Collected data entries
————————

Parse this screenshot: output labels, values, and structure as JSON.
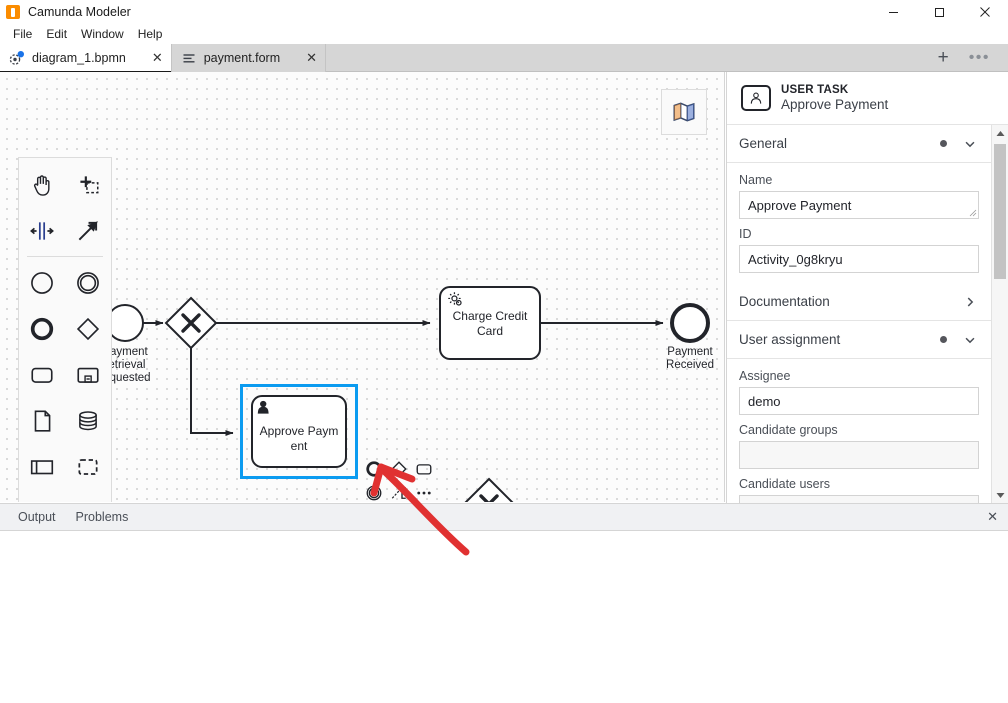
{
  "window": {
    "title": "Camunda Modeler",
    "app_icon": "camunda-logo-icon",
    "controls": {
      "minimize": "minimize-icon",
      "maximize": "maximize-icon",
      "close": "close-icon"
    }
  },
  "menubar": {
    "items": [
      {
        "label": "File"
      },
      {
        "label": "Edit"
      },
      {
        "label": "Window"
      },
      {
        "label": "Help"
      }
    ]
  },
  "tabbar": {
    "tabs": [
      {
        "label": "diagram_1.bpmn",
        "icon": "bpmn-diagram-icon",
        "active": true,
        "close": "✕"
      },
      {
        "label": "payment.form",
        "icon": "form-icon",
        "active": false,
        "close": "✕"
      }
    ],
    "new_tab": "+",
    "more": "•••"
  },
  "palette": {
    "tools": [
      {
        "name": "hand-tool",
        "title": "Activate the hand tool"
      },
      {
        "name": "lasso-tool",
        "title": "Activate the lasso tool"
      },
      {
        "name": "space-tool",
        "title": "Activate the create/remove space tool"
      },
      {
        "name": "global-connect-tool",
        "title": "Activate the global connect tool"
      }
    ],
    "elements": [
      {
        "name": "create-start-event",
        "title": "Create start event"
      },
      {
        "name": "create-intermediate-event",
        "title": "Create intermediate/boundary event"
      },
      {
        "name": "create-end-event",
        "title": "Create end event"
      },
      {
        "name": "create-gateway",
        "title": "Create gateway"
      },
      {
        "name": "create-task",
        "title": "Create task"
      },
      {
        "name": "create-subprocess-collapsed",
        "title": "Create collapsed sub-process"
      },
      {
        "name": "create-data-object",
        "title": "Create data object reference"
      },
      {
        "name": "create-data-store",
        "title": "Create data store reference"
      },
      {
        "name": "create-participant",
        "title": "Create pool/participant"
      },
      {
        "name": "create-group",
        "title": "Create group"
      }
    ],
    "more": "•••"
  },
  "canvas": {
    "minimap_button": "minimap-icon",
    "elements": [
      {
        "id": "start-event",
        "type": "start-event",
        "label": "Payment retrieval requested"
      },
      {
        "id": "gateway-1",
        "type": "exclusive-gateway",
        "label": ""
      },
      {
        "id": "charge-credit-card",
        "type": "service-task",
        "label": "Charge Credit Card"
      },
      {
        "id": "payment-received",
        "type": "end-event",
        "label": "Payment Received"
      },
      {
        "id": "approve-payment",
        "type": "user-task",
        "label": "Approve Payment",
        "selected": true
      },
      {
        "id": "gateway-2",
        "type": "exclusive-gateway",
        "label": ""
      }
    ]
  },
  "context_pad": {
    "items": [
      {
        "name": "append-end-event",
        "icon": "end-event-icon"
      },
      {
        "name": "append-gateway",
        "icon": "gateway-icon"
      },
      {
        "name": "append-task",
        "icon": "task-icon"
      },
      {
        "name": "append-intermediate-event",
        "icon": "intermediate-event-icon"
      },
      {
        "name": "append-text-annotation",
        "icon": "text-annotation-icon"
      },
      {
        "name": "more-append-options",
        "icon": "ellipsis-icon"
      },
      {
        "name": "change-element-type",
        "icon": "wrench-icon"
      },
      {
        "name": "delete-element",
        "icon": "trash-icon"
      },
      {
        "name": "set-color",
        "icon": "paintbrush-icon"
      },
      {
        "name": "connect-tool",
        "icon": "connect-arrow-icon",
        "hovered": true
      }
    ]
  },
  "bottom_panel": {
    "tabs": [
      {
        "label": "Output"
      },
      {
        "label": "Problems"
      }
    ],
    "close": "✕"
  },
  "properties": {
    "header": {
      "type": "USER TASK",
      "name": "Approve Payment",
      "icon": "user-task-icon"
    },
    "groups": [
      {
        "title": "General",
        "expanded": true,
        "has_dot": true,
        "chevron": "chevron-down-icon",
        "fields": [
          {
            "label": "Name",
            "value": "Approve Payment",
            "multiline": true
          },
          {
            "label": "ID",
            "value": "Activity_0g8kryu",
            "multiline": false
          }
        ]
      },
      {
        "title": "Documentation",
        "expanded": false,
        "has_dot": false,
        "chevron": "chevron-right-icon",
        "fields": []
      },
      {
        "title": "User assignment",
        "expanded": true,
        "has_dot": true,
        "chevron": "chevron-down-icon",
        "fields": [
          {
            "label": "Assignee",
            "value": "demo",
            "multiline": false
          },
          {
            "label": "Candidate groups",
            "value": "",
            "multiline": false
          },
          {
            "label": "Candidate users",
            "value": "",
            "multiline": false
          }
        ]
      }
    ],
    "scrollbar": {
      "up": "scroll-up-arrow-icon",
      "down": "scroll-down-arrow-icon"
    }
  },
  "colors": {
    "accent": "#1a73e8",
    "selection": "#0b9bf0",
    "annotation": "#e03131",
    "brand": "#fb8c00",
    "stroke": "#22242a"
  }
}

————————

Please write out all of the material above without changing a word, and omit any pictures.

**Answer to this task**
Parse this screenshot: output labels, values, and structure as JSON.
{
  "window": {
    "title": "Camunda Modeler",
    "app_icon": "camunda-logo-icon",
    "controls": {
      "minimize": "minimize-icon",
      "maximize": "maximize-icon",
      "close": "close-icon"
    }
  },
  "menubar": {
    "items": [
      {
        "label": "File"
      },
      {
        "label": "Edit"
      },
      {
        "label": "Window"
      },
      {
        "label": "Help"
      }
    ]
  },
  "tabbar": {
    "tabs": [
      {
        "label": "diagram_1.bpmn",
        "icon": "bpmn-diagram-icon",
        "active": true,
        "close": "✕"
      },
      {
        "label": "payment.form",
        "icon": "form-icon",
        "active": false,
        "close": "✕"
      }
    ],
    "new_tab": "+",
    "more": "•••"
  },
  "palette": {
    "tools": [
      {
        "name": "hand-tool",
        "title": "Activate the hand tool"
      },
      {
        "name": "lasso-tool",
        "title": "Activate the lasso tool"
      },
      {
        "name": "space-tool",
        "title": "Activate the create/remove space tool"
      },
      {
        "name": "global-connect-tool",
        "title": "Activate the global connect tool"
      }
    ],
    "elements": [
      {
        "name": "create-start-event",
        "title": "Create start event"
      },
      {
        "name": "create-intermediate-event",
        "title": "Create intermediate/boundary event"
      },
      {
        "name": "create-end-event",
        "title": "Create end event"
      },
      {
        "name": "create-gateway",
        "title": "Create gateway"
      },
      {
        "name": "create-task",
        "title": "Create task"
      },
      {
        "name": "create-subprocess-collapsed",
        "title": "Create collapsed sub-process"
      },
      {
        "name": "create-data-object",
        "title": "Create data object reference"
      },
      {
        "name": "create-data-store",
        "title": "Create data store reference"
      },
      {
        "name": "create-participant",
        "title": "Create pool/participant"
      },
      {
        "name": "create-group",
        "title": "Create group"
      }
    ],
    "more": "•••"
  },
  "canvas": {
    "minimap_button": "minimap-icon",
    "elements": [
      {
        "id": "start-event",
        "type": "start-event",
        "label": "Payment retrieval requested"
      },
      {
        "id": "gateway-1",
        "type": "exclusive-gateway",
        "label": ""
      },
      {
        "id": "charge-credit-card",
        "type": "service-task",
        "label": "Charge Credit Card"
      },
      {
        "id": "payment-received",
        "type": "end-event",
        "label": "Payment Received"
      },
      {
        "id": "approve-payment",
        "type": "user-task",
        "label": "Approve Payment",
        "selected": true
      },
      {
        "id": "gateway-2",
        "type": "exclusive-gateway",
        "label": ""
      }
    ]
  },
  "context_pad": {
    "items": [
      {
        "name": "append-end-event",
        "icon": "end-event-icon"
      },
      {
        "name": "append-gateway",
        "icon": "gateway-icon"
      },
      {
        "name": "append-task",
        "icon": "task-icon"
      },
      {
        "name": "append-intermediate-event",
        "icon": "intermediate-event-icon"
      },
      {
        "name": "append-text-annotation",
        "icon": "text-annotation-icon"
      },
      {
        "name": "more-append-options",
        "icon": "ellipsis-icon"
      },
      {
        "name": "change-element-type",
        "icon": "wrench-icon"
      },
      {
        "name": "delete-element",
        "icon": "trash-icon"
      },
      {
        "name": "set-color",
        "icon": "paintbrush-icon"
      },
      {
        "name": "connect-tool",
        "icon": "connect-arrow-icon",
        "hovered": true
      }
    ]
  },
  "bottom_panel": {
    "tabs": [
      {
        "label": "Output"
      },
      {
        "label": "Problems"
      }
    ],
    "close": "✕"
  },
  "properties": {
    "header": {
      "type": "USER TASK",
      "name": "Approve Payment",
      "icon": "user-task-icon"
    },
    "groups": [
      {
        "title": "General",
        "expanded": true,
        "has_dot": true,
        "chevron": "chevron-down-icon",
        "fields": [
          {
            "label": "Name",
            "value": "Approve Payment",
            "multiline": true
          },
          {
            "label": "ID",
            "value": "Activity_0g8kryu",
            "multiline": false
          }
        ]
      },
      {
        "title": "Documentation",
        "expanded": false,
        "has_dot": false,
        "chevron": "chevron-right-icon",
        "fields": []
      },
      {
        "title": "User assignment",
        "expanded": true,
        "has_dot": true,
        "chevron": "chevron-down-icon",
        "fields": [
          {
            "label": "Assignee",
            "value": "demo",
            "multiline": false
          },
          {
            "label": "Candidate groups",
            "value": "",
            "multiline": false
          },
          {
            "label": "Candidate users",
            "value": "",
            "multiline": false
          }
        ]
      }
    ],
    "scrollbar": {
      "up": "scroll-up-arrow-icon",
      "down": "scroll-down-arrow-icon"
    }
  },
  "colors": {
    "accent": "#1a73e8",
    "selection": "#0b9bf0",
    "annotation": "#e03131",
    "brand": "#fb8c00",
    "stroke": "#22242a"
  }
}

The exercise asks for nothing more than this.